--- START Exercise inputs ---

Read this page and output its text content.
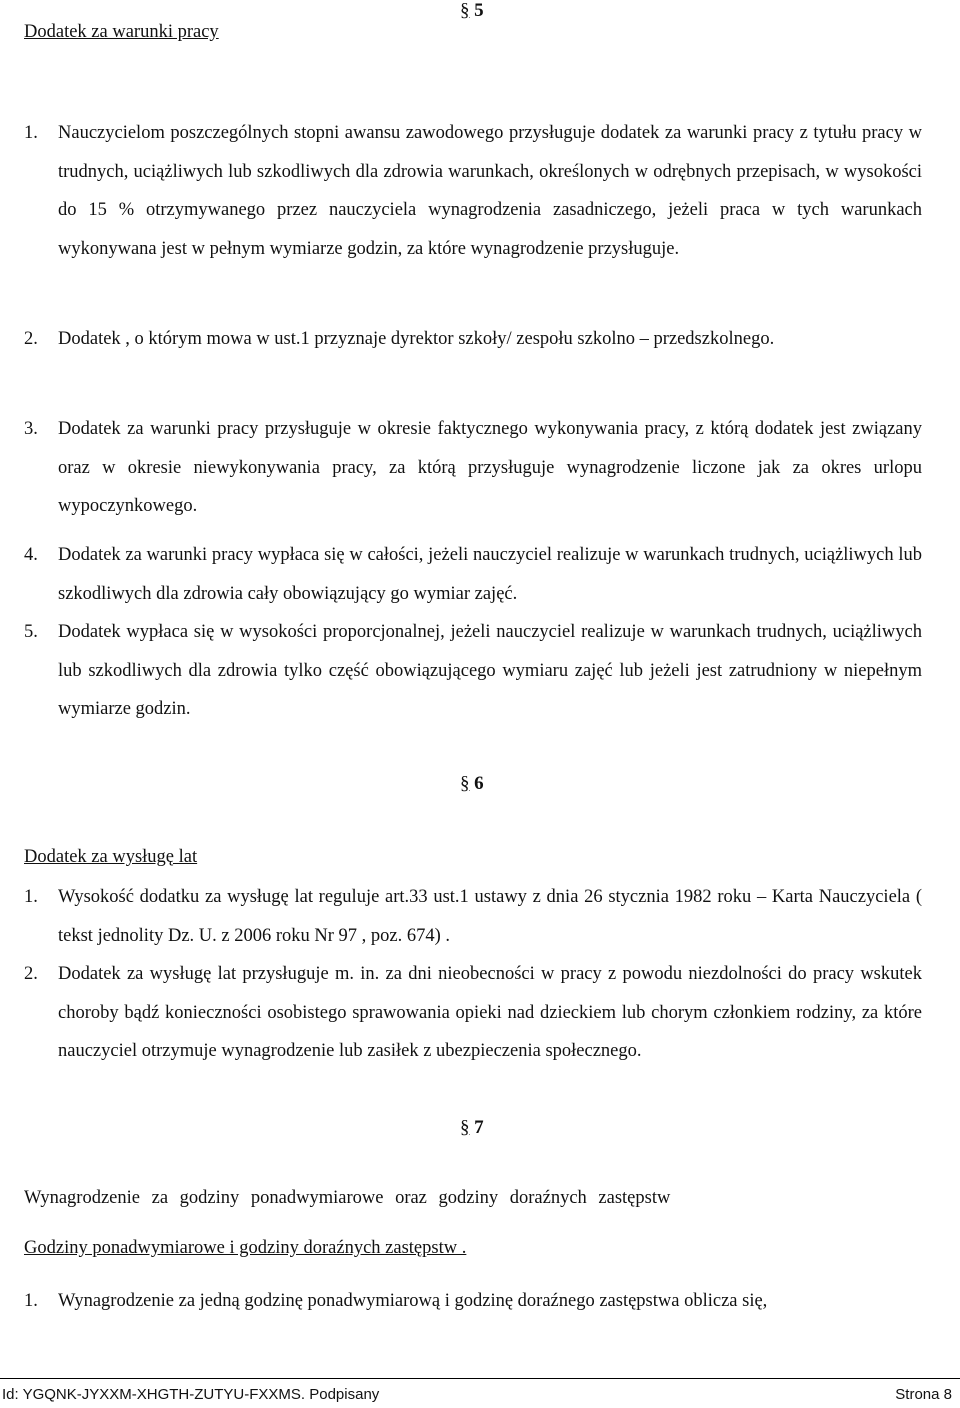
§ 5
Dodatek za warunki pracy
1. Nauczycielom poszczególnych stopni awansu zawodowego przysługuje dodatek za warunki pracy z tytułu pracy w trudnych, uciążliwych lub szkodliwych dla zdrowia warunkach, określonych w odrębnych przepisach, w wysokości do 15 % otrzymywanego przez nauczyciela wynagrodzenia zasadniczego, jeżeli praca w tych warunkach wykonywana jest w pełnym wymiarze godzin, za które wynagrodzenie przysługuje.
2. Dodatek , o którym mowa w ust.1 przyznaje dyrektor szkoły/ zespołu szkolno – przedszkolnego.
3. Dodatek za warunki pracy przysługuje w okresie faktycznego wykonywania pracy, z którą dodatek jest związany oraz w okresie niewykonywania pracy, za którą przysługuje wynagrodzenie liczone jak za okres urlopu wypoczynkowego.
4. Dodatek za warunki pracy wypłaca się w całości, jeżeli nauczyciel realizuje w warunkach trudnych, uciążliwych lub szkodliwych dla zdrowia cały obowiązujący go wymiar zajęć.
5. Dodatek wypłaca się w wysokości proporcjonalnej, jeżeli nauczyciel realizuje w warunkach trudnych, uciążliwych lub szkodliwych dla zdrowia tylko część obowiązującego wymiaru zajęć lub jeżeli jest zatrudniony w niepełnym wymiarze godzin.
§ 6
Dodatek za wysługę lat
1. Wysokość dodatku za wysługę lat reguluje art.33 ust.1 ustawy z dnia 26 stycznia 1982 roku – Karta Nauczyciela ( tekst jednolity Dz. U. z 2006 roku Nr 97 , poz. 674) .
2. Dodatek za wysługę lat przysługuje m. in. za dni nieobecności w pracy z powodu niezdolności do pracy wskutek choroby bądź konieczności osobistego sprawowania opieki nad dzieckiem lub chorym członkiem rodziny, za które nauczyciel otrzymuje wynagrodzenie lub zasiłek z ubezpieczenia społecznego.
§ 7
Wynagrodzenie za godziny ponadwymiarowe oraz godziny doraźnych zastępstw
Godziny ponadwymiarowe i godziny doraźnych zastępstw .
1. Wynagrodzenie za jedną godzinę ponadwymiarową i godzinę doraźnego zastępstwa oblicza się,
Id: YGQNK-JYXXM-XHGTH-ZUTYU-FXXMS. Podpisany	Strona 8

--- END Exercise inputs ---

* Objective: Quote every record above exactly, leaving out the pictures.

* Solution to this task:
Read this page and output its text content.
§ 5
Dodatek za warunki pracy
1. Nauczycielom poszczególnych stopni awansu zawodowego przysługuje dodatek za warunki pracy z tytułu pracy w trudnych, uciążliwych lub szkodliwych dla zdrowia warunkach, określonych w odrębnych przepisach, w wysokości do 15 % otrzymywanego przez nauczyciela wynagrodzenia zasadniczego, jeżeli praca w tych warunkach wykonywana jest w pełnym wymiarze godzin, za które wynagrodzenie przysługuje.
2. Dodatek , o którym mowa w ust.1 przyznaje dyrektor szkoły/ zespołu szkolno – przedszkolnego.
3. Dodatek za warunki pracy przysługuje w okresie faktycznego wykonywania pracy, z którą dodatek jest związany oraz w okresie niewykonywania pracy, za którą przysługuje wynagrodzenie liczone jak za okres urlopu wypoczynkowego.
4. Dodatek za warunki pracy wypłaca się w całości, jeżeli nauczyciel realizuje w warunkach trudnych, uciążliwych lub szkodliwych dla zdrowia cały obowiązujący go wymiar zajęć.
5. Dodatek wypłaca się w wysokości proporcjonalnej, jeżeli nauczyciel realizuje w warunkach trudnych, uciążliwych lub szkodliwych dla zdrowia tylko część obowiązującego wymiaru zajęć lub jeżeli jest zatrudniony w niepełnym wymiarze godzin.
§ 6
Dodatek za wysługę lat
1. Wysokość dodatku za wysługę lat reguluje art.33 ust.1 ustawy z dnia 26 stycznia 1982 roku – Karta Nauczyciela ( tekst jednolity Dz. U. z 2006 roku Nr 97 , poz. 674) .
2. Dodatek za wysługę lat przysługuje m. in. za dni nieobecności w pracy z powodu niezdolności do pracy wskutek choroby bądź konieczności osobistego sprawowania opieki nad dzieckiem lub chorym członkiem rodziny, za które nauczyciel otrzymuje wynagrodzenie lub zasiłek z ubezpieczenia społecznego.
§ 7
Wynagrodzenie za godziny ponadwymiarowe oraz godziny doraźnych zastępstw
Godziny ponadwymiarowe i godziny doraźnych zastępstw .
1. Wynagrodzenie za jedną godzinę ponadwymiarową i godzinę doraźnego zastępstwa oblicza się,
Id: YGQNK-JYXXM-XHGTH-ZUTYU-FXXMS. Podpisany	Strona 8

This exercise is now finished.